# Task brief
Your answer should reproduce every line of the material in which the word "Costa" occurs.

# Provided data
--------------------------------
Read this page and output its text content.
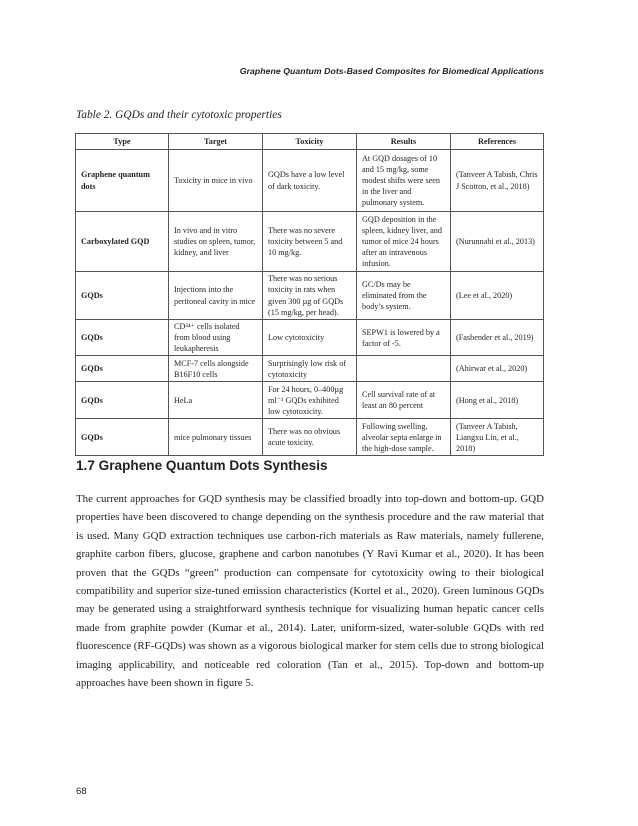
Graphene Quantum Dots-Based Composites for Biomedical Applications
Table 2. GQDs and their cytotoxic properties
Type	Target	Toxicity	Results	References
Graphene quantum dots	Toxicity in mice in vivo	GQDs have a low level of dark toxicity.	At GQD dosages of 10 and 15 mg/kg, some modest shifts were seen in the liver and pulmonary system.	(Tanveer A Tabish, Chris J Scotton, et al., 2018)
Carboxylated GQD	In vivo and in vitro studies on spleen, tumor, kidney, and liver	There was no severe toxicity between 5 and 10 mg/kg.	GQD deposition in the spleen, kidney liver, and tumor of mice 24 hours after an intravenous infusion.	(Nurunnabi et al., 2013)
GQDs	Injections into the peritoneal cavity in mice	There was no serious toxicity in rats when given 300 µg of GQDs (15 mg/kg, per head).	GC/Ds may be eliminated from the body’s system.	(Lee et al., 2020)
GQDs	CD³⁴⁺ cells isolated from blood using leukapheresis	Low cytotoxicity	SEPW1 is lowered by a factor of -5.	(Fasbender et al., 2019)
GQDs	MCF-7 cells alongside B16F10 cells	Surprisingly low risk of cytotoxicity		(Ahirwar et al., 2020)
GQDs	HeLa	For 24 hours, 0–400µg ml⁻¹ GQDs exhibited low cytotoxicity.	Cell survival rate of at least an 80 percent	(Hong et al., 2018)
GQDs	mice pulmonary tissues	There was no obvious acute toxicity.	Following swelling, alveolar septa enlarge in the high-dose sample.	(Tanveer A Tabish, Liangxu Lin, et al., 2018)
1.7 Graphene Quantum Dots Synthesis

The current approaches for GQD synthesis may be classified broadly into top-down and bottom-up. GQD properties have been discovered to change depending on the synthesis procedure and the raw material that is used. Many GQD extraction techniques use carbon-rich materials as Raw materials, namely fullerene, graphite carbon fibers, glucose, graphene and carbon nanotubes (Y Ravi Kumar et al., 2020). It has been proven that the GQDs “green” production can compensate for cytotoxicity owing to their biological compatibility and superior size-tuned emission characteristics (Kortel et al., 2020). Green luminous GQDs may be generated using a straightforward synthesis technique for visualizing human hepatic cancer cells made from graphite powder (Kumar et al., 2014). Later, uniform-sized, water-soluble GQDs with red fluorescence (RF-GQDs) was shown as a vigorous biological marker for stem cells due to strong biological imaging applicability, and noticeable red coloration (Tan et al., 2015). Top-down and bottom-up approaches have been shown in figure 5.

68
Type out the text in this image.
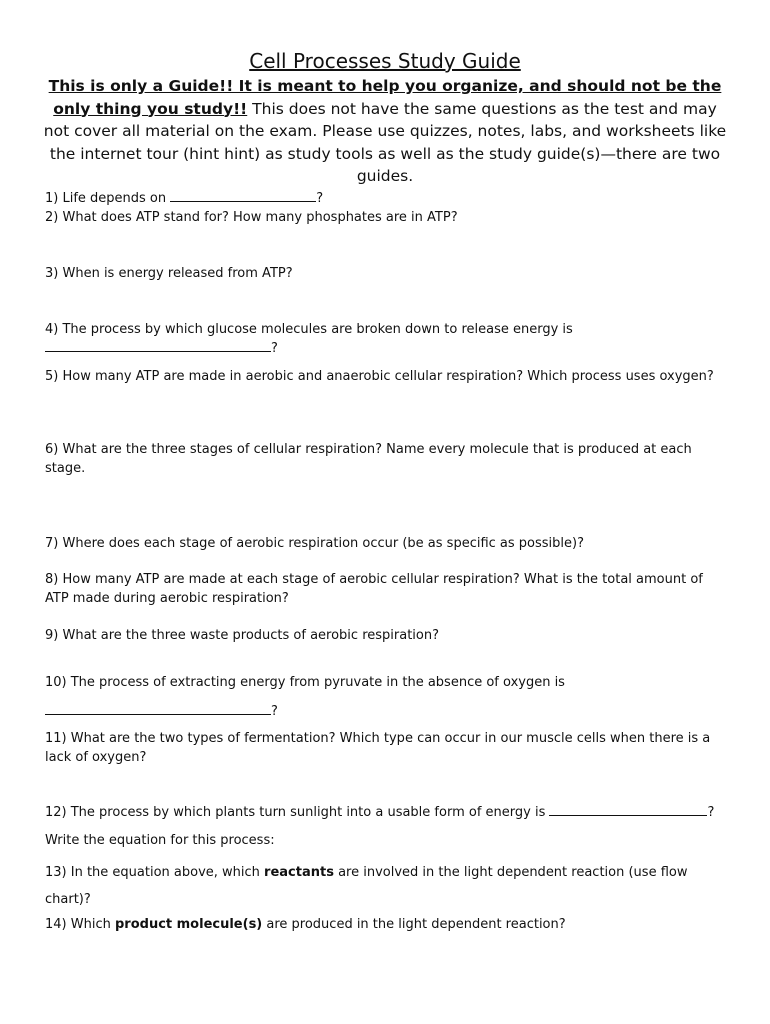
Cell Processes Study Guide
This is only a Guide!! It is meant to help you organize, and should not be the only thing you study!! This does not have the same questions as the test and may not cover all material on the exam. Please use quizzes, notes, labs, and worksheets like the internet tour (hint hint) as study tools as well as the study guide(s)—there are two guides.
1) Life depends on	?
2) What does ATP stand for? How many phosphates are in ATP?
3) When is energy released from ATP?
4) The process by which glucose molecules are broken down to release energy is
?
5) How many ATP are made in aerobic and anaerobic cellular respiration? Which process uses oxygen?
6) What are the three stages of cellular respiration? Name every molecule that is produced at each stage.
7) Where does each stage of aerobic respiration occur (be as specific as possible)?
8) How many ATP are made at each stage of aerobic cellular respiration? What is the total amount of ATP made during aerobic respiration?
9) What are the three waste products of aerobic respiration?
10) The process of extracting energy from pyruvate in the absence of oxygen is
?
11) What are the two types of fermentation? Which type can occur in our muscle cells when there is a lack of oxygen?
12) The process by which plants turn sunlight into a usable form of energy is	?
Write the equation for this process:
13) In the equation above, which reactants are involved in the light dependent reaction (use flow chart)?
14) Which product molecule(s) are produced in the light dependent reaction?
--------------------------------
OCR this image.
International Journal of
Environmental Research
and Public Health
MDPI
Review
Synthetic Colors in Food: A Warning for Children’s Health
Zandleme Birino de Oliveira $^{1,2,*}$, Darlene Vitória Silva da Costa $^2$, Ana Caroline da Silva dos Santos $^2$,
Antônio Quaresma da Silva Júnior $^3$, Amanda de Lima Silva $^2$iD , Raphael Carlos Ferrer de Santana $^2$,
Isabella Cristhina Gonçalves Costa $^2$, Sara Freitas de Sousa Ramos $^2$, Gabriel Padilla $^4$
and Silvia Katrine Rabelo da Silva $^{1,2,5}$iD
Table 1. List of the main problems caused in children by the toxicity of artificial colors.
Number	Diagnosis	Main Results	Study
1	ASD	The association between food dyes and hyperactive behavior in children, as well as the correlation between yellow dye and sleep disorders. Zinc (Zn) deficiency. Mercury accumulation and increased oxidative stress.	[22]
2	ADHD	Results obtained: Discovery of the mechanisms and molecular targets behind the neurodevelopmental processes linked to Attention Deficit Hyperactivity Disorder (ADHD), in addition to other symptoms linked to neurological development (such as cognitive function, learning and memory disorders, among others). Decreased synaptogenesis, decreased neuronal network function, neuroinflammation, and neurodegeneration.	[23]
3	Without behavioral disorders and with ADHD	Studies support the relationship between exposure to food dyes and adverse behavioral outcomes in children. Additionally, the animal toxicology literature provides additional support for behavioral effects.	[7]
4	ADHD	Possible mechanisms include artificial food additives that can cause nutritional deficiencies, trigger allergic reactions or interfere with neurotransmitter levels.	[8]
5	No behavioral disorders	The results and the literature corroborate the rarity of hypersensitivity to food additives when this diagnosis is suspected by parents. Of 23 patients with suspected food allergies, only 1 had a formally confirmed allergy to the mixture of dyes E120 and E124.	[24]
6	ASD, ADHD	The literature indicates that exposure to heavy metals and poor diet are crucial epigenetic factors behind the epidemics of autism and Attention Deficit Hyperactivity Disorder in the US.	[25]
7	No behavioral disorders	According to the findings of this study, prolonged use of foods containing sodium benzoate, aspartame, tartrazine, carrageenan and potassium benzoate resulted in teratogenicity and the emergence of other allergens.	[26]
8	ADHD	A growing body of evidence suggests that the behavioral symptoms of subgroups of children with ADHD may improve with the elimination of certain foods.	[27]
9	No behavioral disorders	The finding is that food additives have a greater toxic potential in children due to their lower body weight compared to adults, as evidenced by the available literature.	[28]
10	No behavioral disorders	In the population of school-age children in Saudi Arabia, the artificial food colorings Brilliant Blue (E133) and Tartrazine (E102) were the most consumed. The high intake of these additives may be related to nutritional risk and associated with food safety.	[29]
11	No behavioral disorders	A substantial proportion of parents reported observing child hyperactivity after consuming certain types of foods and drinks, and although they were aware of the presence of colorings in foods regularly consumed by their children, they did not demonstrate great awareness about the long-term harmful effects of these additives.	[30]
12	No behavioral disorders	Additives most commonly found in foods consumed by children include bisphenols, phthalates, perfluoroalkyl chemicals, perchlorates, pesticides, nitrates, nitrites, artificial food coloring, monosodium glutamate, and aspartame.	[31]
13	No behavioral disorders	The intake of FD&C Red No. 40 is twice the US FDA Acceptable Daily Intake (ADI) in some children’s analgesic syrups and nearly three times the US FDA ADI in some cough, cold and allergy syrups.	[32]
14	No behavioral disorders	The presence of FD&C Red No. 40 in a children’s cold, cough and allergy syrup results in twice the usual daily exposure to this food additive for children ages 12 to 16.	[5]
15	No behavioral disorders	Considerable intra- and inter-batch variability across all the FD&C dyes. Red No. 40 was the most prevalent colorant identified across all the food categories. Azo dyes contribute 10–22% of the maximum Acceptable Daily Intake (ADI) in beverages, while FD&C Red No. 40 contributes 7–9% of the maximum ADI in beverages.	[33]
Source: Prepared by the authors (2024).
--------------------------------
# Answer to this task
Zandleme Birino de Oliveira $^{1,2,*}$, Darlene Vitória Silva da Costa $^2$, Ana Caroline da Silva dos Santos $^2$,
Isabella Cristhina Gonçalves Costa $^2$, Sara Freitas de Sousa Ramos $^2$, Gabriel Padilla $^4$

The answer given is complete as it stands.